* **Problem requirements**: Copy each line with the word "Cloud" in it.

Items from a data source:
• • • • •

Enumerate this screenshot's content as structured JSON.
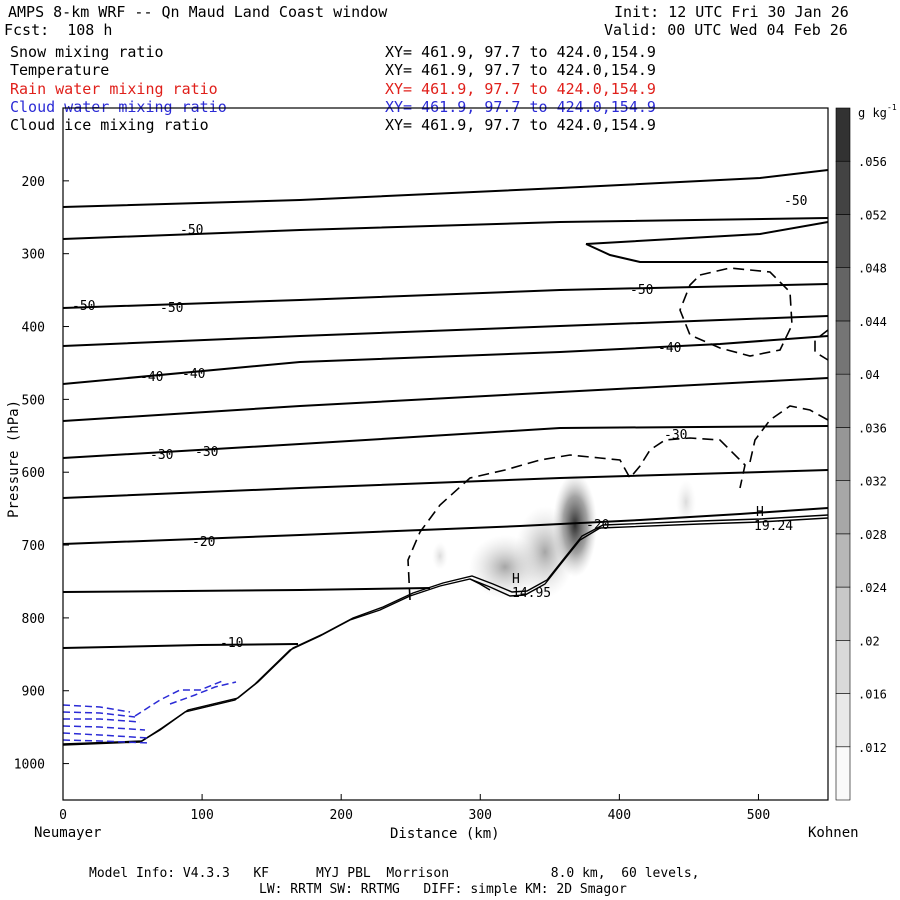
{
  "header": {
    "title": "AMPS 8-km WRF -- Qn Maud Land Coast window",
    "forecast": "Fcst:  108 h",
    "init": "Init: 12 UTC Fri 30 Jan 26",
    "valid": "Valid: 00 UTC Wed 04 Feb 26"
  },
  "legend": [
    {
      "label": "Snow mixing ratio",
      "xy": "XY= 461.9, 97.7 to 424.0,154.9",
      "color": "#000000"
    },
    {
      "label": "Temperature",
      "xy": "XY= 461.9, 97.7 to 424.0,154.9",
      "color": "#000000"
    },
    {
      "label": "Rain water mixing ratio",
      "xy": "XY= 461.9, 97.7 to 424.0,154.9",
      "color": "#e0201b"
    },
    {
      "label": "Cloud water mixing ratio",
      "xy": "XY= 461.9, 97.7 to 424.0,154.9",
      "color": "#2b2bd6"
    },
    {
      "label": "Cloud ice mixing ratio",
      "xy": "XY= 461.9, 97.7 to 424.0,154.9",
      "color": "#000000"
    }
  ],
  "chart_data": {
    "type": "cross-section",
    "xlabel": "Distance (km)",
    "ylabel": "Pressure (hPa)",
    "xlim": [
      0,
      550
    ],
    "ylim": [
      1050,
      100
    ],
    "xticks": [
      0,
      100,
      200,
      300,
      400,
      500
    ],
    "yticks": [
      200,
      300,
      400,
      500,
      600,
      700,
      800,
      900,
      1000
    ],
    "left_end_label": "Neumayer",
    "right_end_label": "Kohnen",
    "colorbar": {
      "unit": "g kg",
      "unit_exp": "-1",
      "ticks": [
        ".012",
        ".016",
        ".02",
        ".024",
        ".028",
        ".032",
        ".036",
        ".04",
        ".044",
        ".048",
        ".052",
        ".056"
      ]
    },
    "temperature_labels": [
      "-50",
      "-50",
      "-50",
      "-50",
      "-50",
      "-40",
      "-40",
      "-40",
      "-30",
      "-30",
      "-30",
      "-20",
      "-20",
      "-10"
    ],
    "highs": [
      {
        "mark": "H",
        "value": "14.95"
      },
      {
        "mark": "H",
        "value": "19.24"
      }
    ]
  },
  "footer": {
    "line1": "Model Info: V4.3.3   KF      MYJ PBL  Morrison             8.0 km,  60 levels,",
    "line2": "LW: RRTM SW: RRTMG   DIFF: simple KM: 2D Smagor"
  }
}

• • • • •

* **Complete response**:
      "label": "Cloud water mixing ratio",
      "label": "Cloud ice mixing ratio",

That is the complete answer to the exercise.